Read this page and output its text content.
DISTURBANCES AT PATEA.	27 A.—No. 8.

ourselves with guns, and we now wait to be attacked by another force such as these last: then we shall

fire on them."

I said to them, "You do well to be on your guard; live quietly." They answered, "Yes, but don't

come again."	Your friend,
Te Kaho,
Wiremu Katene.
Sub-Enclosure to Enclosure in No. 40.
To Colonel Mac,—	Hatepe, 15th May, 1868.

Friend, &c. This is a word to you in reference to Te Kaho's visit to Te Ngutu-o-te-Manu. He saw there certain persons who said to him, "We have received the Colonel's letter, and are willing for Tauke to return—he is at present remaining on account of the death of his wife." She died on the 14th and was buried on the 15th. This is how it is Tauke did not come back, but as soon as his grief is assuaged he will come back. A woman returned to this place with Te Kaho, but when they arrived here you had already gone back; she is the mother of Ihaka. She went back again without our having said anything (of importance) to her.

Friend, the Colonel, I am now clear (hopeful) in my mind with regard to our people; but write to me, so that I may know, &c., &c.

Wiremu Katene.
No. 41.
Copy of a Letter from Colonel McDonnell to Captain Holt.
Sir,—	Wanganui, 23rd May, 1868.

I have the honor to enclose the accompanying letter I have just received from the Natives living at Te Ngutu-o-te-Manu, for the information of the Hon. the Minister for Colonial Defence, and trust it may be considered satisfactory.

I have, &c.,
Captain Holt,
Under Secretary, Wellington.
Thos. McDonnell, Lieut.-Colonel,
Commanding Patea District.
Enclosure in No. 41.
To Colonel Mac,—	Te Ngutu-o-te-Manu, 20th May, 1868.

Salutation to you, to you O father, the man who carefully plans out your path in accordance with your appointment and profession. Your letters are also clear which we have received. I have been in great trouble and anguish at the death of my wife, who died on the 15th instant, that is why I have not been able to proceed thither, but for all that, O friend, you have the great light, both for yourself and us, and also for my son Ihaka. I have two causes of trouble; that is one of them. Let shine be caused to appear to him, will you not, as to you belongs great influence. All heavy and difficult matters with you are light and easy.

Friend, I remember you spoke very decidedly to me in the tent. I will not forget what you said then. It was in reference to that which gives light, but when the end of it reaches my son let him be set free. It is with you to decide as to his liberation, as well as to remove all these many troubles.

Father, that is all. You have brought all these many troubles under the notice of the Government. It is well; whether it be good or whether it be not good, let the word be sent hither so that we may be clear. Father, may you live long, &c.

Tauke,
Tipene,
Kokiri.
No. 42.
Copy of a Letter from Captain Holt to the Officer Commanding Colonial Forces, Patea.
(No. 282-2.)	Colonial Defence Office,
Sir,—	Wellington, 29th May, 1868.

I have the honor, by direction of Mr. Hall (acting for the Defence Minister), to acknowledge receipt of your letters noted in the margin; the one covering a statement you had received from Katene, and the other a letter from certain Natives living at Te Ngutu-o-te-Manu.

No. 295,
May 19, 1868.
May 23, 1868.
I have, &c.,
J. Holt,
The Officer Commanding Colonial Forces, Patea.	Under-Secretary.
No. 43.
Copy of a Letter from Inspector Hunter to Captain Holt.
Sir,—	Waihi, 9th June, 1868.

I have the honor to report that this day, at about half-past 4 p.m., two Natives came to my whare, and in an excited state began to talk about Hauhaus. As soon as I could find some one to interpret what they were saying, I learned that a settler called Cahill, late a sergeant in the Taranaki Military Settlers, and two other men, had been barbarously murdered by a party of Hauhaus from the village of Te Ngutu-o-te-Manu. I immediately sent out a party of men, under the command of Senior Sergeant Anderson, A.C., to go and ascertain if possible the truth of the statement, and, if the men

────

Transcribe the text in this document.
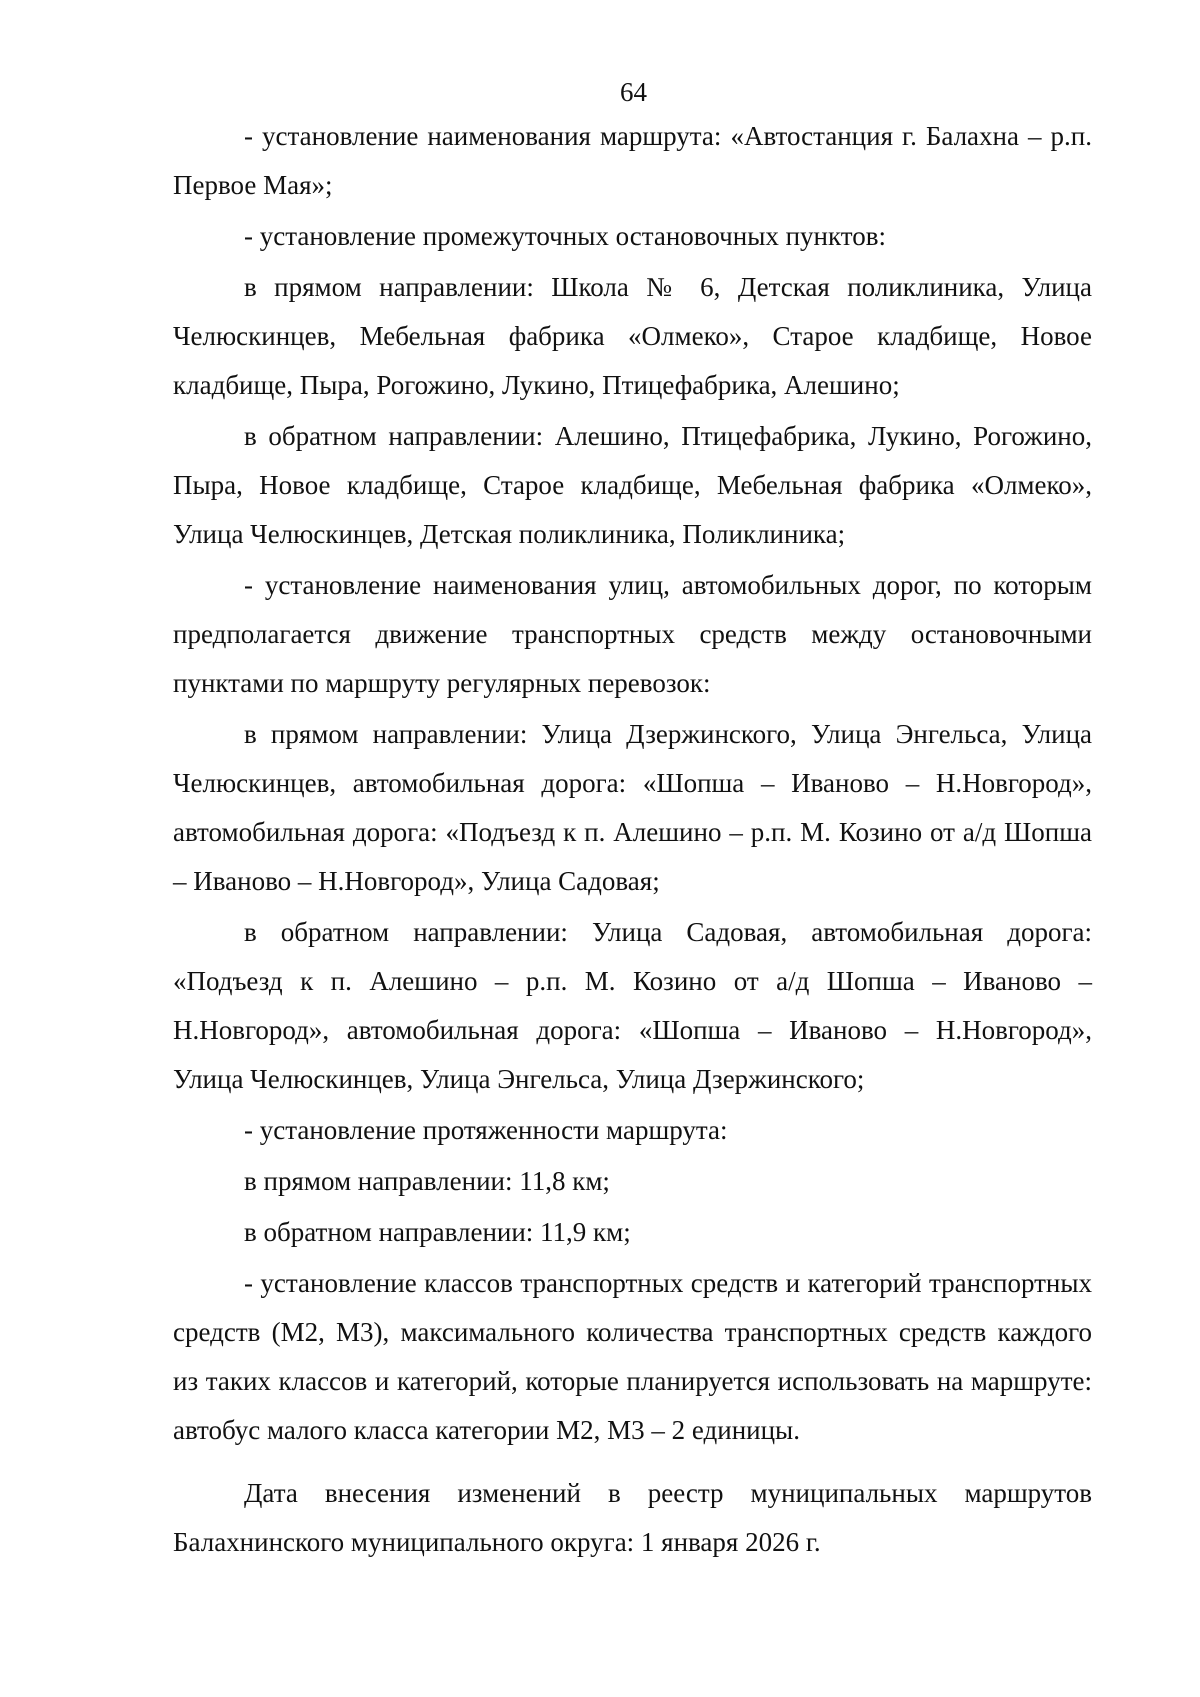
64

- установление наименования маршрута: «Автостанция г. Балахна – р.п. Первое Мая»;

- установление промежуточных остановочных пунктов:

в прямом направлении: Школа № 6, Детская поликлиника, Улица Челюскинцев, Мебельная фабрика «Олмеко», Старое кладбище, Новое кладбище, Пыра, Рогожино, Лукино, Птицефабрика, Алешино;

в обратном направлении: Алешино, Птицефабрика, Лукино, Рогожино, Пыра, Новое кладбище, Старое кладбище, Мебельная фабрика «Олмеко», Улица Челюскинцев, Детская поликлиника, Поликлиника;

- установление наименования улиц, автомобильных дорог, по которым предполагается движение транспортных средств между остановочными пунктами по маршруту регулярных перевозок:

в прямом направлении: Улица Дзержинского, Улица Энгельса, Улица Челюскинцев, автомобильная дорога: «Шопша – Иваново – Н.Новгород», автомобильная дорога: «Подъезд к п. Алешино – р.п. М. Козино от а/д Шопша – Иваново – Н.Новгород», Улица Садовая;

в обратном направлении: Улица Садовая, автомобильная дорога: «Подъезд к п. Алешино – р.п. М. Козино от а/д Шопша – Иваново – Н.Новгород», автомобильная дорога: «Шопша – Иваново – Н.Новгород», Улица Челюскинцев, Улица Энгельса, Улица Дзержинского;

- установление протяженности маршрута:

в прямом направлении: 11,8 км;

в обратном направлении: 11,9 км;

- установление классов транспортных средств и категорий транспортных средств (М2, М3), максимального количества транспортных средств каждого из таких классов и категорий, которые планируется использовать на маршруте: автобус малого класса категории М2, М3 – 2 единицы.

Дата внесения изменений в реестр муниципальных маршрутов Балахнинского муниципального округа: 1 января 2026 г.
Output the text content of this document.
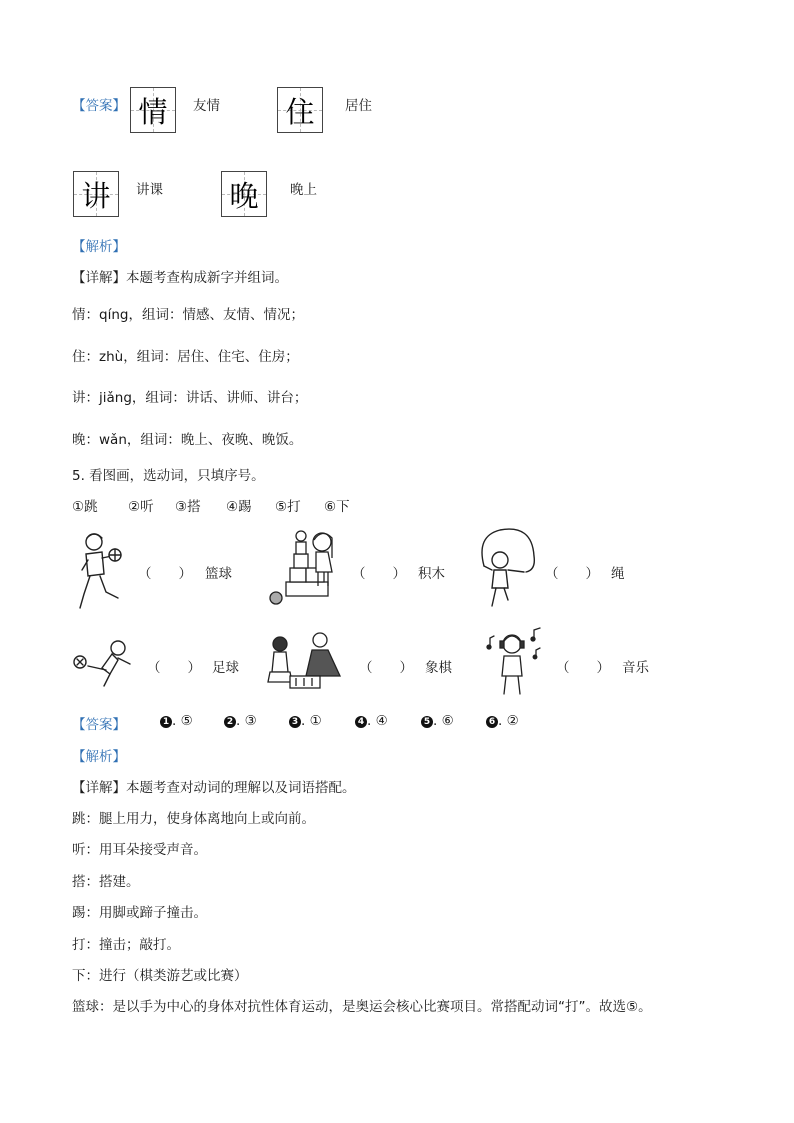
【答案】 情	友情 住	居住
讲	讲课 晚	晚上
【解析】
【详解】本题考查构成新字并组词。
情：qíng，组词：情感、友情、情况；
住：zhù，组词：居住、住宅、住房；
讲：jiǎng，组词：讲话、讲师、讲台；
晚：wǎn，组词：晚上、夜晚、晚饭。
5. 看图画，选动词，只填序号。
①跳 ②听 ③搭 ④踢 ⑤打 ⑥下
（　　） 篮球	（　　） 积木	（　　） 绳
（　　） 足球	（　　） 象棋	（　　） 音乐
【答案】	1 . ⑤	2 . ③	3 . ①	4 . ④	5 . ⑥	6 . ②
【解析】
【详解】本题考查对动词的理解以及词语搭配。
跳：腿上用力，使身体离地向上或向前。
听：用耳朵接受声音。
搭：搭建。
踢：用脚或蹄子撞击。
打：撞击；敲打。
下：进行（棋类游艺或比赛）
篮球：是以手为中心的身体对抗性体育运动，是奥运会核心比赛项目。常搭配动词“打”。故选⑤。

────

» Exercise prompt
Of the lines in this material, state how many hold the string "will". Write no other words.

» Reply to the exercise
3